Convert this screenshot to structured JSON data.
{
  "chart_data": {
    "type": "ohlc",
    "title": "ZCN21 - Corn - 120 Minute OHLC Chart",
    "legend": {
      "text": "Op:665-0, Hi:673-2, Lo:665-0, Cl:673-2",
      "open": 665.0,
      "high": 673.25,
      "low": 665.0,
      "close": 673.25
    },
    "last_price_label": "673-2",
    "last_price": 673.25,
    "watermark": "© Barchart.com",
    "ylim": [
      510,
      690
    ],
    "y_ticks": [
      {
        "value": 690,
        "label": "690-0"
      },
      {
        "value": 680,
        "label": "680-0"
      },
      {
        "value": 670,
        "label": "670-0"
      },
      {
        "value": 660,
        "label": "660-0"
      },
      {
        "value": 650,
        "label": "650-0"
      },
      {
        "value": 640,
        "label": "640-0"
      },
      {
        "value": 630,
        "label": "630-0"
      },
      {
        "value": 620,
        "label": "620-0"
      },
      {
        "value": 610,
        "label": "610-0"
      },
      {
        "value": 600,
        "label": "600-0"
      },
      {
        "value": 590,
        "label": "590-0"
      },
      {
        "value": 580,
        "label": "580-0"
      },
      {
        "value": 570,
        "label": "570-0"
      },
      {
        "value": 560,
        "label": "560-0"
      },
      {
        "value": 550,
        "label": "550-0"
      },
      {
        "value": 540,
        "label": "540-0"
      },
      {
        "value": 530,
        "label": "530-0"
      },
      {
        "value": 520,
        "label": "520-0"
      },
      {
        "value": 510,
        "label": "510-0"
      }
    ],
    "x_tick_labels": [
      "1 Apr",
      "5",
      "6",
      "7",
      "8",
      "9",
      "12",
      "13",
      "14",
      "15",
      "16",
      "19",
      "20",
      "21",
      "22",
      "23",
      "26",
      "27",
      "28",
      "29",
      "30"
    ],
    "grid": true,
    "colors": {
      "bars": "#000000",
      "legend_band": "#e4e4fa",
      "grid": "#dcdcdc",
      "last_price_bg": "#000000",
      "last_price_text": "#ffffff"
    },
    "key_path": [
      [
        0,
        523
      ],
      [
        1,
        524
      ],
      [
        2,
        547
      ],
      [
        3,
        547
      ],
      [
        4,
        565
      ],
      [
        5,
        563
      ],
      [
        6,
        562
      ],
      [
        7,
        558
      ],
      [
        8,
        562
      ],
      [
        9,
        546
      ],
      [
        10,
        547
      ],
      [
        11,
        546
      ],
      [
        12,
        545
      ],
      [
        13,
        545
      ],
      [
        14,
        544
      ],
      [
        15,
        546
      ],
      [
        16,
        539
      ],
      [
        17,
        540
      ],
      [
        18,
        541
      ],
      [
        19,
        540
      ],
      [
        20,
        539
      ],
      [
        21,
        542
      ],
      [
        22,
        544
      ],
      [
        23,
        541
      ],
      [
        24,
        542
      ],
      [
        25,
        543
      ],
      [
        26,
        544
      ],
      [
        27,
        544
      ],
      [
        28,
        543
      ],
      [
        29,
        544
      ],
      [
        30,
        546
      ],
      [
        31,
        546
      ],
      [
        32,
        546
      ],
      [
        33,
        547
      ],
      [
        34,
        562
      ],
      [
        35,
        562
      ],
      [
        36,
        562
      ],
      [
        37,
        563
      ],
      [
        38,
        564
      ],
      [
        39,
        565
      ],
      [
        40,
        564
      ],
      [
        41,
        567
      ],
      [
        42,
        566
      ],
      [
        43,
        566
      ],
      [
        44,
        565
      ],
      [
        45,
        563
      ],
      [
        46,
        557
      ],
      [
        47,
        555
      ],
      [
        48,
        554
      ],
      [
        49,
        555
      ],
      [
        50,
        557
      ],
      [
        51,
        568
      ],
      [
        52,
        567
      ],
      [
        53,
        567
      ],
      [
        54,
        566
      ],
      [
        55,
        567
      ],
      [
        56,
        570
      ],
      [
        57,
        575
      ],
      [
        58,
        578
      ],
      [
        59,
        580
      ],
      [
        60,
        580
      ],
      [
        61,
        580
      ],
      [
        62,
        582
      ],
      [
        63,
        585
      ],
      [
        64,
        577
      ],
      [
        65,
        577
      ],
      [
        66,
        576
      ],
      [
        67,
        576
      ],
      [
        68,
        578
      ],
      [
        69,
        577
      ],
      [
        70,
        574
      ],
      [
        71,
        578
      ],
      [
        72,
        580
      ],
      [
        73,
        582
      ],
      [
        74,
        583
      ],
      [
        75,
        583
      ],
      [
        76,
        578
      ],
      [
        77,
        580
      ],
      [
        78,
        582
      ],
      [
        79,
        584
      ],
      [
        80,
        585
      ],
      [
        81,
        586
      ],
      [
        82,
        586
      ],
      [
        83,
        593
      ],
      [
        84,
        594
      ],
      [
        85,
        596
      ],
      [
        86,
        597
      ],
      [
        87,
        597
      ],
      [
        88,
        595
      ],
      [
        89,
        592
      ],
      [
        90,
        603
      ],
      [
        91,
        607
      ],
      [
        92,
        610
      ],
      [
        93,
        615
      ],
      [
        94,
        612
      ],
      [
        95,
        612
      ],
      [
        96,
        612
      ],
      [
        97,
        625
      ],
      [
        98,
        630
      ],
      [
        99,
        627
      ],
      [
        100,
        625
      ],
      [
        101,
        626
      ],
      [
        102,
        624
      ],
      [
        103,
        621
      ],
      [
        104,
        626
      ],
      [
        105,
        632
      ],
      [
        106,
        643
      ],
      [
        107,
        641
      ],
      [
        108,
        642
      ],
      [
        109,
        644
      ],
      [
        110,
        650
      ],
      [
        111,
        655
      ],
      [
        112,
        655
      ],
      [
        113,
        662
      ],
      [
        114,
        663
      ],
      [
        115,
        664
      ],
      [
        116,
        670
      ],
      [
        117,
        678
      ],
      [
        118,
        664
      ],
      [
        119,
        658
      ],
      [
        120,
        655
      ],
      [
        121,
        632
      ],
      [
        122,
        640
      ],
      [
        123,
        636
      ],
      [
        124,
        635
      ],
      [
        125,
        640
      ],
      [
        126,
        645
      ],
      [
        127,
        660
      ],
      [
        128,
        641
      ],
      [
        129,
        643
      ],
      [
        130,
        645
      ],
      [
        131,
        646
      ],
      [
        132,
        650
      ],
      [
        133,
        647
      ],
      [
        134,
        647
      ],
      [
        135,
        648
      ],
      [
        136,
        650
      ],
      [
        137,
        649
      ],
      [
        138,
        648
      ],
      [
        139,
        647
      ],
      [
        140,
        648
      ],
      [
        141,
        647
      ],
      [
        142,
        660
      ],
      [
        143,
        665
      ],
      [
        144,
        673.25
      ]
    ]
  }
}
• • • • • • •
TASK REQUIREMENTS
Copy the entries above exactly, leaving none out.

RESPONSE TO THE TASK
Convert this screenshot to structured JSON data.
{
  "chart_data": {
    "type": "ohlc",
    "title": "ZCN21 - Corn - 120 Minute OHLC Chart",
    "legend": {
      "text": "Op:665-0, Hi:673-2, Lo:665-0, Cl:673-2",
      "open": 665.0,
      "high": 673.25,
      "low": 665.0,
      "close": 673.25
    },
    "last_price_label": "673-2",
    "last_price": 673.25,
    "watermark": "© Barchart.com",
    "ylim": [
      510,
      690
    ],
    "y_ticks": [
      {
        "value": 690,
        "label": "690-0"
      },
      {
        "value": 680,
        "label": "680-0"
      },
      {
        "value": 670,
        "label": "670-0"
      },
      {
        "value": 660,
        "label": "660-0"
      },
      {
        "value": 650,
        "label": "650-0"
      },
      {
        "value": 640,
        "label": "640-0"
      },
      {
        "value": 630,
        "label": "630-0"
      },
      {
        "value": 620,
        "label": "620-0"
      },
      {
        "value": 610,
        "label": "610-0"
      },
      {
        "value": 600,
        "label": "600-0"
      },
      {
        "value": 590,
        "label": "590-0"
      },
      {
        "value": 580,
        "label": "580-0"
      },
      {
        "value": 570,
        "label": "570-0"
      },
      {
        "value": 560,
        "label": "560-0"
      },
      {
        "value": 550,
        "label": "550-0"
      },
      {
        "value": 540,
        "label": "540-0"
      },
      {
        "value": 530,
        "label": "530-0"
      },
      {
        "value": 520,
        "label": "520-0"
      },
      {
        "value": 510,
        "label": "510-0"
      }
    ],
    "x_tick_labels": [
      "1 Apr",
      "5",
      "6",
      "7",
      "8",
      "9",
      "12",
      "13",
      "14",
      "15",
      "16",
      "19",
      "20",
      "21",
      "22",
      "23",
      "26",
      "27",
      "28",
      "29",
      "30"
    ],
    "grid": true,
    "colors": {
      "bars": "#000000",
      "legend_band": "#e4e4fa",
      "grid": "#dcdcdc",
      "last_price_bg": "#000000",
      "last_price_text": "#ffffff"
    },
    "key_path": [
      [
        0,
        523
      ],
      [
        1,
        524
      ],
      [
        2,
        547
      ],
      [
        3,
        547
      ],
      [
        4,
        565
      ],
      [
        5,
        563
      ],
      [
        6,
        562
      ],
      [
        7,
        558
      ],
      [
        8,
        562
      ],
      [
        9,
        546
      ],
      [
        10,
        547
      ],
      [
        11,
        546
      ],
      [
        12,
        545
      ],
      [
        13,
        545
      ],
      [
        14,
        544
      ],
      [
        15,
        546
      ],
      [
        16,
        539
      ],
      [
        17,
        540
      ],
      [
        18,
        541
      ],
      [
        19,
        540
      ],
      [
        20,
        539
      ],
      [
        21,
        542
      ],
      [
        22,
        544
      ],
      [
        23,
        541
      ],
      [
        24,
        542
      ],
      [
        25,
        543
      ],
      [
        26,
        544
      ],
      [
        27,
        544
      ],
      [
        28,
        543
      ],
      [
        29,
        544
      ],
      [
        30,
        546
      ],
      [
        31,
        546
      ],
      [
        32,
        546
      ],
      [
        33,
        547
      ],
      [
        34,
        562
      ],
      [
        35,
        562
      ],
      [
        36,
        562
      ],
      [
        37,
        563
      ],
      [
        38,
        564
      ],
      [
        39,
        565
      ],
      [
        40,
        564
      ],
      [
        41,
        567
      ],
      [
        42,
        566
      ],
      [
        43,
        566
      ],
      [
        44,
        565
      ],
      [
        45,
        563
      ],
      [
        46,
        557
      ],
      [
        47,
        555
      ],
      [
        48,
        554
      ],
      [
        49,
        555
      ],
      [
        50,
        557
      ],
      [
        51,
        568
      ],
      [
        52,
        567
      ],
      [
        53,
        567
      ],
      [
        54,
        566
      ],
      [
        55,
        567
      ],
      [
        56,
        570
      ],
      [
        57,
        575
      ],
      [
        58,
        578
      ],
      [
        59,
        580
      ],
      [
        60,
        580
      ],
      [
        61,
        580
      ],
      [
        62,
        582
      ],
      [
        63,
        585
      ],
      [
        64,
        577
      ],
      [
        65,
        577
      ],
      [
        66,
        576
      ],
      [
        67,
        576
      ],
      [
        68,
        578
      ],
      [
        69,
        577
      ],
      [
        70,
        574
      ],
      [
        71,
        578
      ],
      [
        72,
        580
      ],
      [
        73,
        582
      ],
      [
        74,
        583
      ],
      [
        75,
        583
      ],
      [
        76,
        578
      ],
      [
        77,
        580
      ],
      [
        78,
        582
      ],
      [
        79,
        584
      ],
      [
        80,
        585
      ],
      [
        81,
        586
      ],
      [
        82,
        586
      ],
      [
        83,
        593
      ],
      [
        84,
        594
      ],
      [
        85,
        596
      ],
      [
        86,
        597
      ],
      [
        87,
        597
      ],
      [
        88,
        595
      ],
      [
        89,
        592
      ],
      [
        90,
        603
      ],
      [
        91,
        607
      ],
      [
        92,
        610
      ],
      [
        93,
        615
      ],
      [
        94,
        612
      ],
      [
        95,
        612
      ],
      [
        96,
        612
      ],
      [
        97,
        625
      ],
      [
        98,
        630
      ],
      [
        99,
        627
      ],
      [
        100,
        625
      ],
      [
        101,
        626
      ],
      [
        102,
        624
      ],
      [
        103,
        621
      ],
      [
        104,
        626
      ],
      [
        105,
        632
      ],
      [
        106,
        643
      ],
      [
        107,
        641
      ],
      [
        108,
        642
      ],
      [
        109,
        644
      ],
      [
        110,
        650
      ],
      [
        111,
        655
      ],
      [
        112,
        655
      ],
      [
        113,
        662
      ],
      [
        114,
        663
      ],
      [
        115,
        664
      ],
      [
        116,
        670
      ],
      [
        117,
        678
      ],
      [
        118,
        664
      ],
      [
        119,
        658
      ],
      [
        120,
        655
      ],
      [
        121,
        632
      ],
      [
        122,
        640
      ],
      [
        123,
        636
      ],
      [
        124,
        635
      ],
      [
        125,
        640
      ],
      [
        126,
        645
      ],
      [
        127,
        660
      ],
      [
        128,
        641
      ],
      [
        129,
        643
      ],
      [
        130,
        645
      ],
      [
        131,
        646
      ],
      [
        132,
        650
      ],
      [
        133,
        647
      ],
      [
        134,
        647
      ],
      [
        135,
        648
      ],
      [
        136,
        650
      ],
      [
        137,
        649
      ],
      [
        138,
        648
      ],
      [
        139,
        647
      ],
      [
        140,
        648
      ],
      [
        141,
        647
      ],
      [
        142,
        660
      ],
      [
        143,
        665
      ],
      [
        144,
        673.25
      ]
    ]
  }
}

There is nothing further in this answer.